## BEGIN Working data

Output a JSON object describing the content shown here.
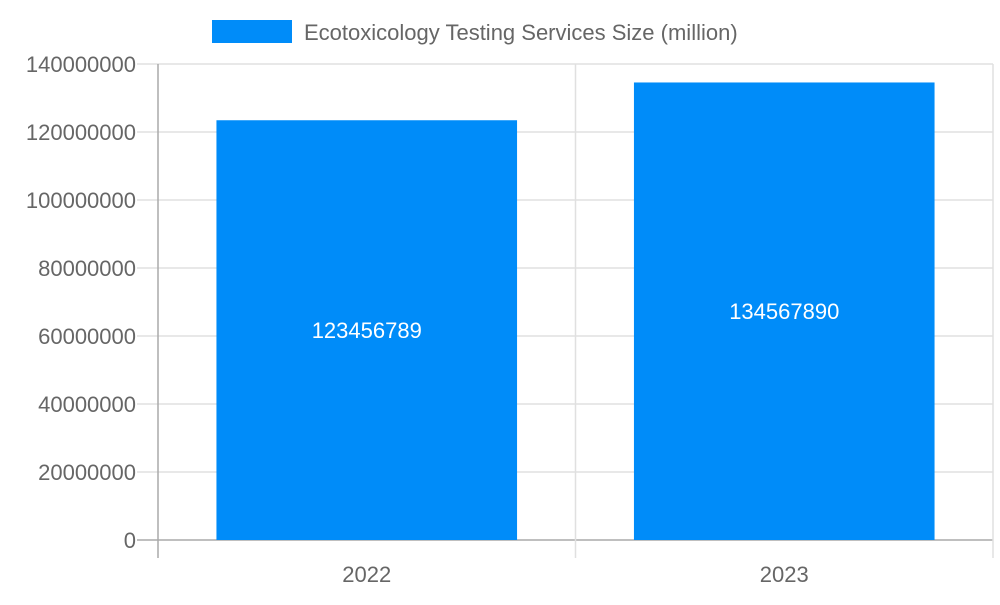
{
  "chart_data": {
    "type": "bar",
    "categories": [
      "2022",
      "2023"
    ],
    "series": [
      {
        "name": "Ecotoxicology Testing Services Size (million)",
        "values": [
          123456789,
          134567890
        ],
        "color": "#008cf9"
      }
    ],
    "data_labels": [
      "123456789",
      "134567890"
    ],
    "title": "",
    "xlabel": "",
    "ylabel": "",
    "ylim": [
      0,
      140000000
    ],
    "yticks": [
      "0",
      "20000000",
      "40000000",
      "60000000",
      "80000000",
      "100000000",
      "120000000",
      "140000000"
    ],
    "grid": true,
    "legend": "top-center"
  }
}
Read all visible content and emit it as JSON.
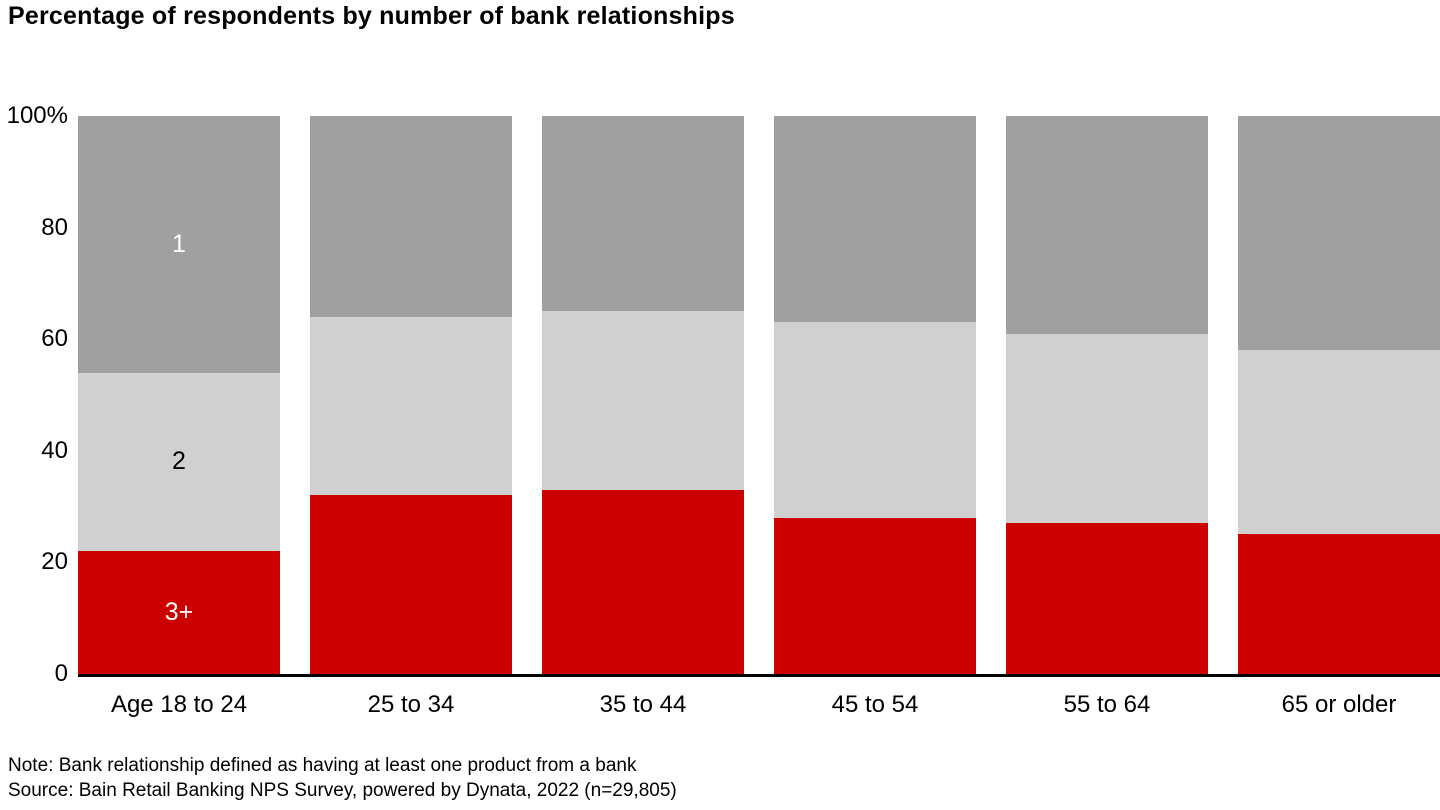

## END Working data

Given instruction =>
Copy the material above exactly and drop the pictures.

Solution to the problem =>
Output a JSON object describing the content shown here.
{
  "chart_data": {
    "type": "bar",
    "categories": [
      "2022",
      "2023"
    ],
    "series": [
      {
        "name": "Ecotoxicology Testing Services Size (million)",
        "values": [
          123456789,
          134567890
        ],
        "color": "#008cf9"
      }
    ],
    "data_labels": [
      "123456789",
      "134567890"
    ],
    "title": "",
    "xlabel": "",
    "ylabel": "",
    "ylim": [
      0,
      140000000
    ],
    "yticks": [
      "0",
      "20000000",
      "40000000",
      "60000000",
      "80000000",
      "100000000",
      "120000000",
      "140000000"
    ],
    "grid": true,
    "legend": "top-center"
  }
}
Read all visible content and emit it as JSON.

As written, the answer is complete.